EXERCISE BRIEF:
Provide a single number: the count of lines containing the string "Việt".

ENTRIES PROVIDED:

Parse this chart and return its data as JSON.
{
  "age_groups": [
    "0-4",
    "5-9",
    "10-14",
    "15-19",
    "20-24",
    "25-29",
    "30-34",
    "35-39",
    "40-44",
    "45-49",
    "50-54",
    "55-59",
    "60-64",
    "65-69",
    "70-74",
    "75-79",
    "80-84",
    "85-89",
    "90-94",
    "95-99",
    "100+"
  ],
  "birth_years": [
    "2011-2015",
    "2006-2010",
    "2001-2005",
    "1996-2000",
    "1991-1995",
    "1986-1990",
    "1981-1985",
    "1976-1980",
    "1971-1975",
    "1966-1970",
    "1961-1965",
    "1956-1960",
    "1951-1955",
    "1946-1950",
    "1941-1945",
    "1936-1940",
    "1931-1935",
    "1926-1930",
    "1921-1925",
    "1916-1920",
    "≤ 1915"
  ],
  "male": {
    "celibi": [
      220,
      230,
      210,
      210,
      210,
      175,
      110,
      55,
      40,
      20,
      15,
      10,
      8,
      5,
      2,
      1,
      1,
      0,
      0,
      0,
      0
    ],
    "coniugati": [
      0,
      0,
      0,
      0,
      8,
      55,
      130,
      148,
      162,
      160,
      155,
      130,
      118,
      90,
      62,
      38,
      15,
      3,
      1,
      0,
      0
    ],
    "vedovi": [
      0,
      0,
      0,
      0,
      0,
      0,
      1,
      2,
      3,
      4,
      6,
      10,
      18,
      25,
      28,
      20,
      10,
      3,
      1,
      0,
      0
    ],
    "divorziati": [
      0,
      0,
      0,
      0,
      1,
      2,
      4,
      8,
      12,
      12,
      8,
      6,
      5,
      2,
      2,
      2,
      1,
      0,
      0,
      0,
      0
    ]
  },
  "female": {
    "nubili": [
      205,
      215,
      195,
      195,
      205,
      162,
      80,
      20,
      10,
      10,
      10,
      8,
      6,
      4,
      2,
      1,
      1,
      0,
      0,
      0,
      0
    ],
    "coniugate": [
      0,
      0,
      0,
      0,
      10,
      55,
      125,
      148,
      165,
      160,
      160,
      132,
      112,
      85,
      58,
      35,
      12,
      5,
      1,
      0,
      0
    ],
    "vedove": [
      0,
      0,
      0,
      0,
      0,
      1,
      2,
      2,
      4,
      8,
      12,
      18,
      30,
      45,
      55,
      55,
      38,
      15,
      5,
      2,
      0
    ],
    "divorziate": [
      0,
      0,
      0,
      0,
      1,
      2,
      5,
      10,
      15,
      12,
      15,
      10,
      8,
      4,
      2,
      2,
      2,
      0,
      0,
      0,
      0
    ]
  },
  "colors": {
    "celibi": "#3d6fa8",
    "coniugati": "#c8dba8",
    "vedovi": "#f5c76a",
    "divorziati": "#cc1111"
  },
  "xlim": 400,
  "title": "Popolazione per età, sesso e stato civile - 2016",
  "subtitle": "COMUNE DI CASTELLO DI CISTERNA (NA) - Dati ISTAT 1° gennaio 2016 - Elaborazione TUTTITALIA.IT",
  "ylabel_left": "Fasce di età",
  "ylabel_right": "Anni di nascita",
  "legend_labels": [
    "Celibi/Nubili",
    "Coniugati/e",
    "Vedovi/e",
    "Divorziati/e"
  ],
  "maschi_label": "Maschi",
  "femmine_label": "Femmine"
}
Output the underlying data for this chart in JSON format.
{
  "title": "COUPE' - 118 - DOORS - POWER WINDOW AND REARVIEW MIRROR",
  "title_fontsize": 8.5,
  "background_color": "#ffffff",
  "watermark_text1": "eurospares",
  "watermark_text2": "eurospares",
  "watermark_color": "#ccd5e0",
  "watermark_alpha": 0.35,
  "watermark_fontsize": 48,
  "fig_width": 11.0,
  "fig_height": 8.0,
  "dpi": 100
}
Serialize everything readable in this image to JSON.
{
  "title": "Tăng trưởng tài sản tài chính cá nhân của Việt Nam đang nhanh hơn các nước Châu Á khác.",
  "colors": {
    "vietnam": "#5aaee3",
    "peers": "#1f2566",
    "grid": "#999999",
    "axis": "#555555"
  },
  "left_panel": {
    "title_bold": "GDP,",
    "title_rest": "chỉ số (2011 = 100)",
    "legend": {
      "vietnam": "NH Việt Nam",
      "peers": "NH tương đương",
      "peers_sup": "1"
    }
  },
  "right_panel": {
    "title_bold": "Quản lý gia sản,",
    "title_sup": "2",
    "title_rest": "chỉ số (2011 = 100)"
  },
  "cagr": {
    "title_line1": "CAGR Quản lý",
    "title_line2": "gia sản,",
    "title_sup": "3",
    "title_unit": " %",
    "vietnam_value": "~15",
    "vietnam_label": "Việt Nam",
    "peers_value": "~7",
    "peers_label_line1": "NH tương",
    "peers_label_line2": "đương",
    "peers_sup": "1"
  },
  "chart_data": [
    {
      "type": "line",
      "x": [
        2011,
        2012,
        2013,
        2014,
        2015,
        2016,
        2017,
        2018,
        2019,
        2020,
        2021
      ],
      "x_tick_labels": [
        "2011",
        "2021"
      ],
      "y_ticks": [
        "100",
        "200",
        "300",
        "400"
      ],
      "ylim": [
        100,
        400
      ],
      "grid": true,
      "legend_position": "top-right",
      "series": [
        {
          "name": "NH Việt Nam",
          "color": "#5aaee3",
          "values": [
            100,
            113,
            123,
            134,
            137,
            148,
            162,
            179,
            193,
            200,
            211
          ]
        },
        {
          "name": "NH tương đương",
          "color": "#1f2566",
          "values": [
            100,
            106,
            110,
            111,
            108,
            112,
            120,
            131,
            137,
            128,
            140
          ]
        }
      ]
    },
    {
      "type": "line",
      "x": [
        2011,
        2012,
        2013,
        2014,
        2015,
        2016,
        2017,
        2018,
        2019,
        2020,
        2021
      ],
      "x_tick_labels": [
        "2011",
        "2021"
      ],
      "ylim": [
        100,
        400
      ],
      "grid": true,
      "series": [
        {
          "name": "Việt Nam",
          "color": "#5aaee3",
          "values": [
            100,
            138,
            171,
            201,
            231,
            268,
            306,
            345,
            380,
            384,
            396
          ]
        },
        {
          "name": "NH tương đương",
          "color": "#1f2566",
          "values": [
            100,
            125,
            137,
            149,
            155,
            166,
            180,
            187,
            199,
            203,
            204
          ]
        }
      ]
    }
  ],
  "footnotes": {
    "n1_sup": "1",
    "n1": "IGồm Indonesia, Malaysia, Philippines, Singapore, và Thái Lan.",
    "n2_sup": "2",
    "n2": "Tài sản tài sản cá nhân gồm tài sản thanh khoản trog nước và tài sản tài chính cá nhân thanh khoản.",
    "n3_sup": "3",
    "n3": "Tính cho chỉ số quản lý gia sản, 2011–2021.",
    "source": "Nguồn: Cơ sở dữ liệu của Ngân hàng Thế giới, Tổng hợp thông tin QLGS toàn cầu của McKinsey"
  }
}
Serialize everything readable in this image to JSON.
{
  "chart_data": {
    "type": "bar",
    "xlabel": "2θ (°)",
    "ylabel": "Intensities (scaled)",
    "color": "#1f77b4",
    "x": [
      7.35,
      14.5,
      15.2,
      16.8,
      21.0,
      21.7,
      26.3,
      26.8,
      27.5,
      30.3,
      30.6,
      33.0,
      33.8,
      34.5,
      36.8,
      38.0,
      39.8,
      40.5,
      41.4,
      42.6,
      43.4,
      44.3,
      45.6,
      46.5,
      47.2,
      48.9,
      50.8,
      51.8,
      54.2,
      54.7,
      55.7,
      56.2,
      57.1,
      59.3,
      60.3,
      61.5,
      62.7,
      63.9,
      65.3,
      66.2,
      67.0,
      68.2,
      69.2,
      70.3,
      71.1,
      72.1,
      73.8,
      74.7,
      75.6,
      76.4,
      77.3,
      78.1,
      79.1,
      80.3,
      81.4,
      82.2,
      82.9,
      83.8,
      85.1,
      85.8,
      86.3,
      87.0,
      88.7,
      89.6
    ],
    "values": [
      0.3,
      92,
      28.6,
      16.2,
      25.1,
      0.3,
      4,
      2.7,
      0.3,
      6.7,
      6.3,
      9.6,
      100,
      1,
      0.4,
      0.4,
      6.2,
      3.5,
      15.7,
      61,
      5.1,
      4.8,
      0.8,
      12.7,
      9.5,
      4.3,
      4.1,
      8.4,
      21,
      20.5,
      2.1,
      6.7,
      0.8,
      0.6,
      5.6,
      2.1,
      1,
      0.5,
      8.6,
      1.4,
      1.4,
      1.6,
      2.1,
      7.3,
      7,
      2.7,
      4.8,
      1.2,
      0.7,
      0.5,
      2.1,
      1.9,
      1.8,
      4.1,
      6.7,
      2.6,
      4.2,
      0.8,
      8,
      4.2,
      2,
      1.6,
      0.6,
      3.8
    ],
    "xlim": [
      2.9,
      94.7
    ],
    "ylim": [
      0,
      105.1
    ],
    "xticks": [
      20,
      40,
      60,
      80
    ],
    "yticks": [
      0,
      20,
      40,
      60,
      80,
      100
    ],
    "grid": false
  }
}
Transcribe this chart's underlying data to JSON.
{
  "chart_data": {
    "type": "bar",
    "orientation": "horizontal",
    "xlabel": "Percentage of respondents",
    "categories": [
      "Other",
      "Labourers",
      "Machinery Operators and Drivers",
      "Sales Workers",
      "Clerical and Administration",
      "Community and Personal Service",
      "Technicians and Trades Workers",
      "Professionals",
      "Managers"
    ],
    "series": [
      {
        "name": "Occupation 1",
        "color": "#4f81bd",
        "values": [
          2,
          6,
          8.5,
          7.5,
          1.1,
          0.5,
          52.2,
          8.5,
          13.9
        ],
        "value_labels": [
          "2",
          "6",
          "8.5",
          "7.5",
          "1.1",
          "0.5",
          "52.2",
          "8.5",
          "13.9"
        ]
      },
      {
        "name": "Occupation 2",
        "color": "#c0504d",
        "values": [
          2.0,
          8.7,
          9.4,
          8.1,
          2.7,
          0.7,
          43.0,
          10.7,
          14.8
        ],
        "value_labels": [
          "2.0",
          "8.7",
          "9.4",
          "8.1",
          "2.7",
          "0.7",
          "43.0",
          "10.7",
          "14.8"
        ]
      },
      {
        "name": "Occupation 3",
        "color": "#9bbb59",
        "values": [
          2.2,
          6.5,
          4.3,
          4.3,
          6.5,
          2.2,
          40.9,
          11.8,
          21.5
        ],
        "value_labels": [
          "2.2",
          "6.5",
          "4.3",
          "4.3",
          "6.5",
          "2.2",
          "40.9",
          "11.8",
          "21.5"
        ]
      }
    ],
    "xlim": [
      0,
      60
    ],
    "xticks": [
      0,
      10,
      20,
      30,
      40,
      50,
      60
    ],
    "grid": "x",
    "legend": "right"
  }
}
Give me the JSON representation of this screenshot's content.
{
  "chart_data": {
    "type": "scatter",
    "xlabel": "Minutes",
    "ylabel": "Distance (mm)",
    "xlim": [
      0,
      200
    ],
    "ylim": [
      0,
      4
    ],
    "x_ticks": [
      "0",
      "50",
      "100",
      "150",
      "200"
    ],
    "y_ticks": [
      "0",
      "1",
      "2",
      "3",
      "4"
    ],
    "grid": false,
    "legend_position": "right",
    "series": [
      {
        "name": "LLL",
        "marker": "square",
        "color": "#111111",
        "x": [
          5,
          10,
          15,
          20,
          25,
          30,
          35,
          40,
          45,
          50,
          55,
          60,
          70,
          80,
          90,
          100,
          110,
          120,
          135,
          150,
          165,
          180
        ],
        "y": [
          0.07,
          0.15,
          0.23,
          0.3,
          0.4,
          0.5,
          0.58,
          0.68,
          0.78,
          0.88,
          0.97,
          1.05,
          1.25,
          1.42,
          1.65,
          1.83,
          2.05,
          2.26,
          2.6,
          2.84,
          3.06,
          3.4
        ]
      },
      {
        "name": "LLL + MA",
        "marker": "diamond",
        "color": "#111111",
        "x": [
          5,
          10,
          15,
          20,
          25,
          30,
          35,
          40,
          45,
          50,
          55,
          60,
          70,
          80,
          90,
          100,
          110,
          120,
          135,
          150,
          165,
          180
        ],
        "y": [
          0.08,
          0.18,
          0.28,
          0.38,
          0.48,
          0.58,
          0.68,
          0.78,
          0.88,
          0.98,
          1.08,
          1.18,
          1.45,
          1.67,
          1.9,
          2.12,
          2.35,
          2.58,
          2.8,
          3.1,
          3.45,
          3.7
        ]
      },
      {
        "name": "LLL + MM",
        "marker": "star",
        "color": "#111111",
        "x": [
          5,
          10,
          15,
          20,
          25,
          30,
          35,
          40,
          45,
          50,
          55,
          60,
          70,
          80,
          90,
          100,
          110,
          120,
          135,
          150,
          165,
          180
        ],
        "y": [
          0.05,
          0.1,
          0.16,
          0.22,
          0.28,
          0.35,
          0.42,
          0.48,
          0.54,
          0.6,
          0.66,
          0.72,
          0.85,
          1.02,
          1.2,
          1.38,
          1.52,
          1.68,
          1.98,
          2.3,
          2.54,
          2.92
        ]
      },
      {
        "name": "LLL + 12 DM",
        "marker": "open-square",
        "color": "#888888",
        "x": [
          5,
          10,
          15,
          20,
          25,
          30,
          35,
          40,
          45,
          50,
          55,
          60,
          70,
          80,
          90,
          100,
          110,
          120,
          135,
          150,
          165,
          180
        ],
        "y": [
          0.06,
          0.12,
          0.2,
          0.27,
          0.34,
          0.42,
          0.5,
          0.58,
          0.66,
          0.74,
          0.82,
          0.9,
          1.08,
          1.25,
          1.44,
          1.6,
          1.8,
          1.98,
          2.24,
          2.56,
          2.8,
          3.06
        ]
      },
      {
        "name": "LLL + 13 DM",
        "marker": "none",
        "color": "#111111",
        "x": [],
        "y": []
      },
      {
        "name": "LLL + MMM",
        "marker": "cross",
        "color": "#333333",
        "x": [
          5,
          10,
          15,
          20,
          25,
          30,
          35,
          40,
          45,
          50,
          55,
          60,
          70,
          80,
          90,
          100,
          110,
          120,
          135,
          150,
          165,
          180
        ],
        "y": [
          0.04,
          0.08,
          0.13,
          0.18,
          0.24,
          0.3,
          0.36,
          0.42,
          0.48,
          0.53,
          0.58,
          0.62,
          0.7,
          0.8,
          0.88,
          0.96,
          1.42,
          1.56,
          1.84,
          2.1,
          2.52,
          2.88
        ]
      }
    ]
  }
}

REPLY:
5